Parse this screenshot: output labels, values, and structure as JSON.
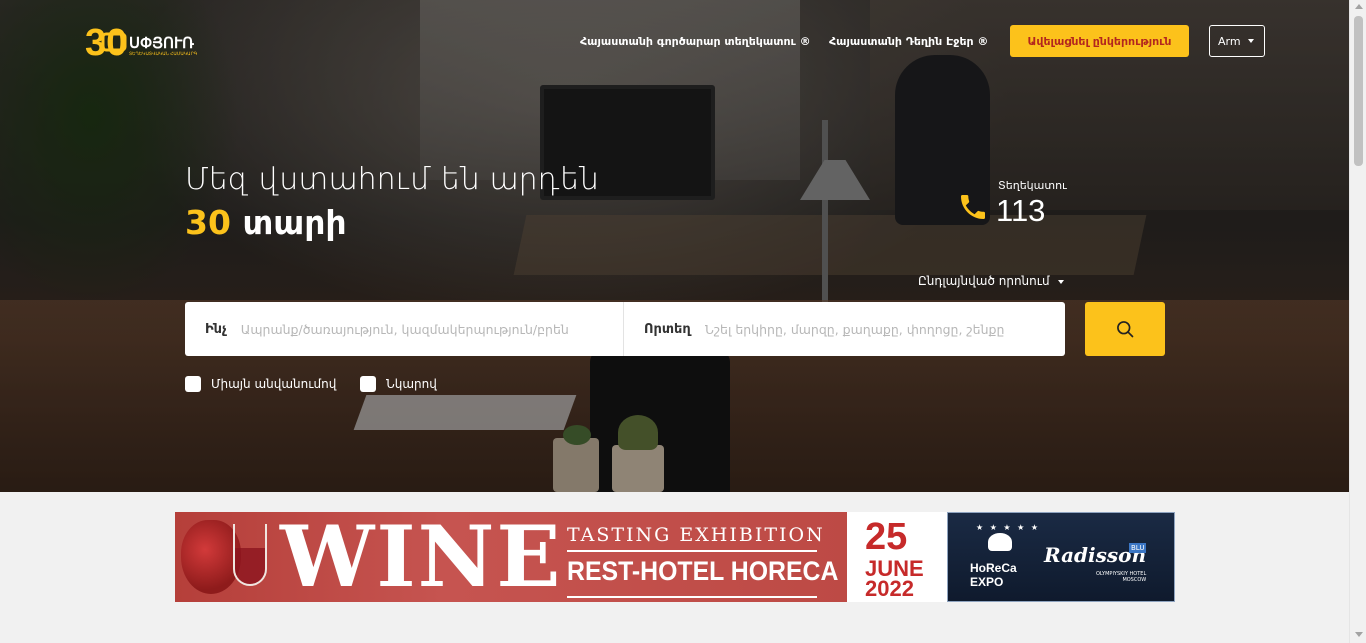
{
  "header": {
    "logo": {
      "number": "30",
      "brand": "ՍՓՅՈՒՌ",
      "tagline": "ՏԵՂԵԿԱՏՎԱԿԱՆ ՀԱՄԱԿԱՐԳ"
    },
    "nav": [
      {
        "label": "Հայաստանի գործարար տեղեկատու ®"
      },
      {
        "label": "Հայաստանի Դեղին Էջեր ®"
      }
    ],
    "add_company_label": "Ավելացնել ընկերություն",
    "language": "Arm"
  },
  "hero": {
    "headline_line1": "Մեզ վստահում են արդեն",
    "headline_number": "30",
    "headline_word": "տարի",
    "phone_label": "Տեղեկատու",
    "phone_number": "113",
    "advanced_search_label": "Ընդլայնված որոնում"
  },
  "search": {
    "what_label": "Ինչ",
    "what_placeholder": "Ապրանք/ծառայություն, կազմակերպություն/բրեն",
    "where_label": "Որտեղ",
    "where_placeholder": "Նշել երկիրը, մարզը, քաղաքը, փողոցը, շենքը"
  },
  "filters": [
    {
      "label": "Միայն անվանումով",
      "checked": false
    },
    {
      "label": "Նկարով",
      "checked": false
    }
  ],
  "banner": {
    "word": "WINE",
    "subtitle_top": "TASTING EXHIBITION",
    "subtitle_bottom": "REST-HOTEL HORECA",
    "date_day": "25",
    "date_month": "JUNE",
    "date_year": "2022",
    "expo_name_line1": "HoReCa",
    "expo_name_line2": "EXPO",
    "hotel_brand": "Radisson",
    "hotel_badge": "BLU",
    "hotel_sub_line1": "OLYMPIYSKIY HOTEL",
    "hotel_sub_line2": "MOSCOW"
  },
  "colors": {
    "accent": "#fcc21b",
    "accent_text": "#b3261e",
    "banner_red": "#c65450"
  }
}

++++++++

Task objective:
Repeat all the data as it stands, dropping any images it holds.

Answer to the problem:
Parse this screenshot: output labels, values, and structure as JSON.
{
  "header": {
    "logo": {
      "number": "30",
      "brand": "ՍՓՅՈՒՌ",
      "tagline": "ՏԵՂԵԿԱՏՎԱԿԱՆ ՀԱՄԱԿԱՐԳ"
    },
    "nav": [
      {
        "label": "Հայաստանի գործարար տեղեկատու ®"
      },
      {
        "label": "Հայաստանի Դեղին Էջեր ®"
      }
    ],
    "add_company_label": "Ավելացնել ընկերություն",
    "language": "Arm"
  },
  "hero": {
    "headline_line1": "Մեզ վստահում են արդեն",
    "headline_number": "30",
    "headline_word": "տարի",
    "phone_label": "Տեղեկատու",
    "phone_number": "113",
    "advanced_search_label": "Ընդլայնված որոնում"
  },
  "search": {
    "what_label": "Ինչ",
    "what_placeholder": "Ապրանք/ծառայություն, կազմակերպություն/բրեն",
    "where_label": "Որտեղ",
    "where_placeholder": "Նշել երկիրը, մարզը, քաղաքը, փողոցը, շենքը"
  },
  "filters": [
    {
      "label": "Միայն անվանումով",
      "checked": false
    },
    {
      "label": "Նկարով",
      "checked": false
    }
  ],
  "banner": {
    "word": "WINE",
    "subtitle_top": "TASTING EXHIBITION",
    "subtitle_bottom": "REST-HOTEL HORECA",
    "date_day": "25",
    "date_month": "JUNE",
    "date_year": "2022",
    "expo_name_line1": "HoReCa",
    "expo_name_line2": "EXPO",
    "hotel_brand": "Radisson",
    "hotel_badge": "BLU",
    "hotel_sub_line1": "OLYMPIYSKIY HOTEL",
    "hotel_sub_line2": "MOSCOW"
  },
  "colors": {
    "accent": "#fcc21b",
    "accent_text": "#b3261e",
    "banner_red": "#c65450"
  }
}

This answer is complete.